§ Task to carry out: Select every line containing the word "JSON" from the material, and copy those lines.

Dataset entries on figures:

-------------------------

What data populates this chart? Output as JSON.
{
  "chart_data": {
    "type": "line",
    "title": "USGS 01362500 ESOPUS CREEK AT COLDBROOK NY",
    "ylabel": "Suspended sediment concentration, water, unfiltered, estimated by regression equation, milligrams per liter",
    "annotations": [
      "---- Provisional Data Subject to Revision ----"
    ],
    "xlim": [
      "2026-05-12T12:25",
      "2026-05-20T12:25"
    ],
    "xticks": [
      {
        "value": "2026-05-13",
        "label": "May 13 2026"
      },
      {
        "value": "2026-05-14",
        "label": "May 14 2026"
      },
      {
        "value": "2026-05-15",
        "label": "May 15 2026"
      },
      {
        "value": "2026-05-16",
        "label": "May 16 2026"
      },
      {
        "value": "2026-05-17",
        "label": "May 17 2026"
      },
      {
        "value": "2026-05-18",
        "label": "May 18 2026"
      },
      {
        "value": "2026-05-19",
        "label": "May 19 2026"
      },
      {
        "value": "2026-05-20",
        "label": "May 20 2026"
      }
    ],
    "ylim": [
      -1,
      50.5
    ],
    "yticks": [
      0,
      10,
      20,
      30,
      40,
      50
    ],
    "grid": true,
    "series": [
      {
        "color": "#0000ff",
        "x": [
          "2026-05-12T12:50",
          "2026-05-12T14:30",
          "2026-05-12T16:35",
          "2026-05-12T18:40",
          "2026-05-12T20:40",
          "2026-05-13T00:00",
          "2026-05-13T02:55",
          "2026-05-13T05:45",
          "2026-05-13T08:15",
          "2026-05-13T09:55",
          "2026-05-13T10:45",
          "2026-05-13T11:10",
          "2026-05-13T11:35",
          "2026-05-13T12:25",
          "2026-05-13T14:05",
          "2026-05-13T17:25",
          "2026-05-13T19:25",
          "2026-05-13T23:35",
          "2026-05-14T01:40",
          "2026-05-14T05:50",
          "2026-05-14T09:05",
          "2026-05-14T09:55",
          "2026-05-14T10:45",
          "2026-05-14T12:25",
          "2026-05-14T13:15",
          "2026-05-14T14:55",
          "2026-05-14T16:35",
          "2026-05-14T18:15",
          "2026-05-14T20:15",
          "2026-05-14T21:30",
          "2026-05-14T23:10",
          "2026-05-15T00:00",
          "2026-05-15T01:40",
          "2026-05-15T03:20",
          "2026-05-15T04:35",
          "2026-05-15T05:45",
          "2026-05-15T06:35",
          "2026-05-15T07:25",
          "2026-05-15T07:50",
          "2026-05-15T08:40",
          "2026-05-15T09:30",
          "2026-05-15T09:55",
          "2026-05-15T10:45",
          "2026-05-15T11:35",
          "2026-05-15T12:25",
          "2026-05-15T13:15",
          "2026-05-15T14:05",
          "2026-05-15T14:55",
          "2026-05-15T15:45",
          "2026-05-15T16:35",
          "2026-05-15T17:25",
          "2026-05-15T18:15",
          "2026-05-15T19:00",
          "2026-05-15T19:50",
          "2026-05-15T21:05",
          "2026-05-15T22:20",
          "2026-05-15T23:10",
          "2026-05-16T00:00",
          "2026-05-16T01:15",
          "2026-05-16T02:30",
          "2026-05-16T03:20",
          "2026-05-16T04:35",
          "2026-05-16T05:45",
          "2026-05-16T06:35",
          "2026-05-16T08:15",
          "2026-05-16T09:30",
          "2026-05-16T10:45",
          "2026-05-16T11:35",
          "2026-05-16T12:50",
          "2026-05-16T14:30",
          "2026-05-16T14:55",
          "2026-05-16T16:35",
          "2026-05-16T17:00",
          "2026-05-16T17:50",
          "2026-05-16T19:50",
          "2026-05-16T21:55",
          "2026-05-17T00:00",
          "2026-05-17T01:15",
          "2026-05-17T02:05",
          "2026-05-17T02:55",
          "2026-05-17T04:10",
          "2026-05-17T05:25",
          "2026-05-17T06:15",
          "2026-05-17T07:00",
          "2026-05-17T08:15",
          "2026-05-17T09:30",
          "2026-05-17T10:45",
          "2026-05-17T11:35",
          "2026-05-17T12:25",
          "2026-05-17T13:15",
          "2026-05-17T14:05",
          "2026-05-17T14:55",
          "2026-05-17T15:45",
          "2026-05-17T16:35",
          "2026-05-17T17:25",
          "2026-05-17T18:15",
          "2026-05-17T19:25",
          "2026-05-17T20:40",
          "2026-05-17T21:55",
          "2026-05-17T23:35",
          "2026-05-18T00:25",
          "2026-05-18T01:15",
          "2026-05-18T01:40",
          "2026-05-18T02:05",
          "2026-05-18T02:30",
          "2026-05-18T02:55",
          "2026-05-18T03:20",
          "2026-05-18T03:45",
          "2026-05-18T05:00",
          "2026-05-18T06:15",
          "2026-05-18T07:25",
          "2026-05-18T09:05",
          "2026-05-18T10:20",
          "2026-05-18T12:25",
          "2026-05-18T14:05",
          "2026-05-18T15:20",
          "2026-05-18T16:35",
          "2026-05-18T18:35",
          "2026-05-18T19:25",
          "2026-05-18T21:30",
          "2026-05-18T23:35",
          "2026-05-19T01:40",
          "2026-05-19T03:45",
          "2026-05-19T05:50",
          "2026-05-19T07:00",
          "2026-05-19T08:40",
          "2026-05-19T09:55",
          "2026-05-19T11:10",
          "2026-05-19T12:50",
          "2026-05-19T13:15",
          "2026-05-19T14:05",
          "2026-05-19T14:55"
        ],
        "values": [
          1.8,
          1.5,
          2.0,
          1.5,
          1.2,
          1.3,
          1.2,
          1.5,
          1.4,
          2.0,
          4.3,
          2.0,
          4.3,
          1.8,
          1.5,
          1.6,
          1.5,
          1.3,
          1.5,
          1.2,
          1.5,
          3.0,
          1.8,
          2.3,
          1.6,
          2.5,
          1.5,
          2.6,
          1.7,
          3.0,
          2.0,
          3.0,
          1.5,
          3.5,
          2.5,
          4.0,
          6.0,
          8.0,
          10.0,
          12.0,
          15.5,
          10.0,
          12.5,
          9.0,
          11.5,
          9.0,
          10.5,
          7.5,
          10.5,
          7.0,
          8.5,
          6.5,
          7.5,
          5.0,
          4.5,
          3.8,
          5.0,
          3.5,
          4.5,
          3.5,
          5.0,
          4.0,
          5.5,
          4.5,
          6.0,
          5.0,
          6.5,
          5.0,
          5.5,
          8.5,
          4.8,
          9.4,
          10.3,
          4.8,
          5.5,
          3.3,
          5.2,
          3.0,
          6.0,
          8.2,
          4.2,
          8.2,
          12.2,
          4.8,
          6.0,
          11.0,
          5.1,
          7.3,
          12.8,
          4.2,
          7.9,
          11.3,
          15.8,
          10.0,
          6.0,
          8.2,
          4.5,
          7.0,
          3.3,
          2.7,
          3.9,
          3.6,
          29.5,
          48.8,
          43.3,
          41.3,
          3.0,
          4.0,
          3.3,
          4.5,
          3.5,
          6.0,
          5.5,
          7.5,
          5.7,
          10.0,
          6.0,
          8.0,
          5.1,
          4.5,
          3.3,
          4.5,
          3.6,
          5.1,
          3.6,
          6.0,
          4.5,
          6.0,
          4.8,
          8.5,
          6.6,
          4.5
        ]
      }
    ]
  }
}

-------------------------

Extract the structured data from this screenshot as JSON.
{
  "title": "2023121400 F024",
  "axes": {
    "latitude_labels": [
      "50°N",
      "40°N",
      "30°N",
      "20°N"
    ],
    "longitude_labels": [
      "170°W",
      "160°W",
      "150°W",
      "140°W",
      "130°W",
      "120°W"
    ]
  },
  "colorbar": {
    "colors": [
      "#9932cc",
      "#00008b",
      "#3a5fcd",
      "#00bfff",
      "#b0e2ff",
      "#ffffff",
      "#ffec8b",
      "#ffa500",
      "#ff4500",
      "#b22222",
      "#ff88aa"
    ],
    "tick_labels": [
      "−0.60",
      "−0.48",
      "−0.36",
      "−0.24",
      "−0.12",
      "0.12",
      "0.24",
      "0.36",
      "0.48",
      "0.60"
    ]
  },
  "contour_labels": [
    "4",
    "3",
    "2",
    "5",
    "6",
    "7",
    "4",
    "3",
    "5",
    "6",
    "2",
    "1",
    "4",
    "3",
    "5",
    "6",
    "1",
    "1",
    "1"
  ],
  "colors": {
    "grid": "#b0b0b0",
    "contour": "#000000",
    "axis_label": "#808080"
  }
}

-------------------------

§ Response below:
What data populates this chart? Output as JSON.
Extract the structured data from this screenshot as JSON.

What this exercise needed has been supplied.